-- START OF SUPPLIED RECORDS --
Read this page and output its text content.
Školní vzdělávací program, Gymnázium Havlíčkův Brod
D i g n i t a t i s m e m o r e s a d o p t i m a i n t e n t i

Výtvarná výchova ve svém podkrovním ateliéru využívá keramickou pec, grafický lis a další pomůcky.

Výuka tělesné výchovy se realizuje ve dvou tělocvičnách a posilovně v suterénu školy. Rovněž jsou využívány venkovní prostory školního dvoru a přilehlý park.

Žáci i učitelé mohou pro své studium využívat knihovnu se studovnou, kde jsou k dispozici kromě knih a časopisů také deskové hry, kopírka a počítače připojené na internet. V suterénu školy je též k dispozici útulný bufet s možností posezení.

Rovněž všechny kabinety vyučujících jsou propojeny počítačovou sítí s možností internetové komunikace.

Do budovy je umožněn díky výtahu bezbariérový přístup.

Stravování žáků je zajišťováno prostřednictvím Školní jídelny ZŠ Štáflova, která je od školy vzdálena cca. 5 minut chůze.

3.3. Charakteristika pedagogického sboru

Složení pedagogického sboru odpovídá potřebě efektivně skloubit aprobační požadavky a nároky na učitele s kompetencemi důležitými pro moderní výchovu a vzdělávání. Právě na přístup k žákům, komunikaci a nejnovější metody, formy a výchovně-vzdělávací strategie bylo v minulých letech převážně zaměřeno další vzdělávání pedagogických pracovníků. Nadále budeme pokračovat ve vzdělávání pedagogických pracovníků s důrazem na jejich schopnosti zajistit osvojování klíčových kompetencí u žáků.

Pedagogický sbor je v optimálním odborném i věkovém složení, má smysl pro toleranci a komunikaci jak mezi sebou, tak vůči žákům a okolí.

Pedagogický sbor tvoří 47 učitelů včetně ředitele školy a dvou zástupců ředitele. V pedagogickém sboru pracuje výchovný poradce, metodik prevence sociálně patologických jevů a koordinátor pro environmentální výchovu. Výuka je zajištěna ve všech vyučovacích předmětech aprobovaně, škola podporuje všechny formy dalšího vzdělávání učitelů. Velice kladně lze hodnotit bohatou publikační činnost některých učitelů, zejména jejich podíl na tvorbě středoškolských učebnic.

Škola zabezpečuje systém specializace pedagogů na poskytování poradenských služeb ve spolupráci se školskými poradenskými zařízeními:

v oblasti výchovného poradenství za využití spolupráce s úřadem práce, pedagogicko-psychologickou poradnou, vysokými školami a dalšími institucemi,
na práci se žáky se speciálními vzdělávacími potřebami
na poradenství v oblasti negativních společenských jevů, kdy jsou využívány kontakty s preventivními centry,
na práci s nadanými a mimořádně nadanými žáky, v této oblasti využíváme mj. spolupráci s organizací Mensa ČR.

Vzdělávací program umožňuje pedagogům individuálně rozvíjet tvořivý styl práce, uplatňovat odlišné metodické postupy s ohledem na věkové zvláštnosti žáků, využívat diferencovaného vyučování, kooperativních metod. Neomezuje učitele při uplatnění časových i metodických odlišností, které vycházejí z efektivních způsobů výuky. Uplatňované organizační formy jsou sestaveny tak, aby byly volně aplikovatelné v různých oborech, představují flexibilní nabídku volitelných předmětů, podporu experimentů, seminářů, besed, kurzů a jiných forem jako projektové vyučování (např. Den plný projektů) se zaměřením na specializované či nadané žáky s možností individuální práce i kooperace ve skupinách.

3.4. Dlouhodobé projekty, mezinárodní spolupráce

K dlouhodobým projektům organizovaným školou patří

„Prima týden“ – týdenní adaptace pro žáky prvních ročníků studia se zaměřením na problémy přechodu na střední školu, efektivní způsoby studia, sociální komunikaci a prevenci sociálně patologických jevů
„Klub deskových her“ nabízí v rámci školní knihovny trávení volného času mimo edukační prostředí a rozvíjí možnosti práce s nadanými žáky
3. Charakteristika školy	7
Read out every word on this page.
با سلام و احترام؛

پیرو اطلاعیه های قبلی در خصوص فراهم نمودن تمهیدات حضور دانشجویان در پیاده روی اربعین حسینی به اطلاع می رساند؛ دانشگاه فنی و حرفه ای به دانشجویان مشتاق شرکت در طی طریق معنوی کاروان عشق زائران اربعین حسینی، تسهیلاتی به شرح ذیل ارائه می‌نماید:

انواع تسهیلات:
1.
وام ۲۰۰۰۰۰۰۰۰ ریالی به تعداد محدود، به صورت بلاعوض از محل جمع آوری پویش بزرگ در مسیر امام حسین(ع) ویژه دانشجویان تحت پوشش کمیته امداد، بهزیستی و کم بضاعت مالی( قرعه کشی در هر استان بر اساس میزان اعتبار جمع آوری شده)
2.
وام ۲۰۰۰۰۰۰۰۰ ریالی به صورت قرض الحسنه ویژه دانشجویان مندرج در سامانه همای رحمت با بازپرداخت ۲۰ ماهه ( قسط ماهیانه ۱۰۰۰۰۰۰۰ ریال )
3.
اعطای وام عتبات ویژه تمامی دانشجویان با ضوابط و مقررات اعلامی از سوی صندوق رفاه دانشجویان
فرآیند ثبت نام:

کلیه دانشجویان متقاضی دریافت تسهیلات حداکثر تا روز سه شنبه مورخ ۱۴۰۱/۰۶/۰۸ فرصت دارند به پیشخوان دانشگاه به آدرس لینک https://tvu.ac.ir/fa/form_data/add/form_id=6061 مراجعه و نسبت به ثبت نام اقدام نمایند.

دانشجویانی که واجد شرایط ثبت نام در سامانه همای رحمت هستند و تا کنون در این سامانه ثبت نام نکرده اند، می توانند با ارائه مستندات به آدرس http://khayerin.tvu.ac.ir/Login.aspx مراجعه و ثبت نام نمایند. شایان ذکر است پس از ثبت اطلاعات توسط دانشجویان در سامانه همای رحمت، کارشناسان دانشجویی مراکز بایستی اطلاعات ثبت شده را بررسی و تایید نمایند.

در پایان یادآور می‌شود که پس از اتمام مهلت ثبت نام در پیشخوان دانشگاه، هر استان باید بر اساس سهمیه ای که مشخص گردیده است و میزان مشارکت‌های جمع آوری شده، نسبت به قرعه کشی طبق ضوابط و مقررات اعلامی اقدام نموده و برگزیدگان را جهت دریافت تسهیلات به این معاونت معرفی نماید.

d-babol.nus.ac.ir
-- END OF SUPPLIED RECORDS --
# AIM
Copy whichever lines in the listing above contain the word "پیشخوان".

# EXERCISE ANSWER
کلیه دانشجویان متقاضی دریافت تسهیلات حداکثر تا روز سه شنبه مورخ ۱۴۰۱/۰۶/۰۸ فرصت دارند به پیشخوان دانشگاه به آدرس لینک https://tvu.ac.ir/fa/form_data/add/form_id=6061 مراجعه و نسبت به ثبت نام اقدام نمایند.
در پایان یادآور می‌شود که پس از اتمام مهلت ثبت نام در پیشخوان دانشگاه، هر استان باید بر اساس سهمیه ای که مشخص گردیده است و میزان مشارکت‌های جمع آوری شده، نسبت به قرعه کشی طبق ضوابط و مقررات اعلامی اقدام نموده و برگزیدگان را جهت دریافت تسهیلات به این معاونت معرفی نماید.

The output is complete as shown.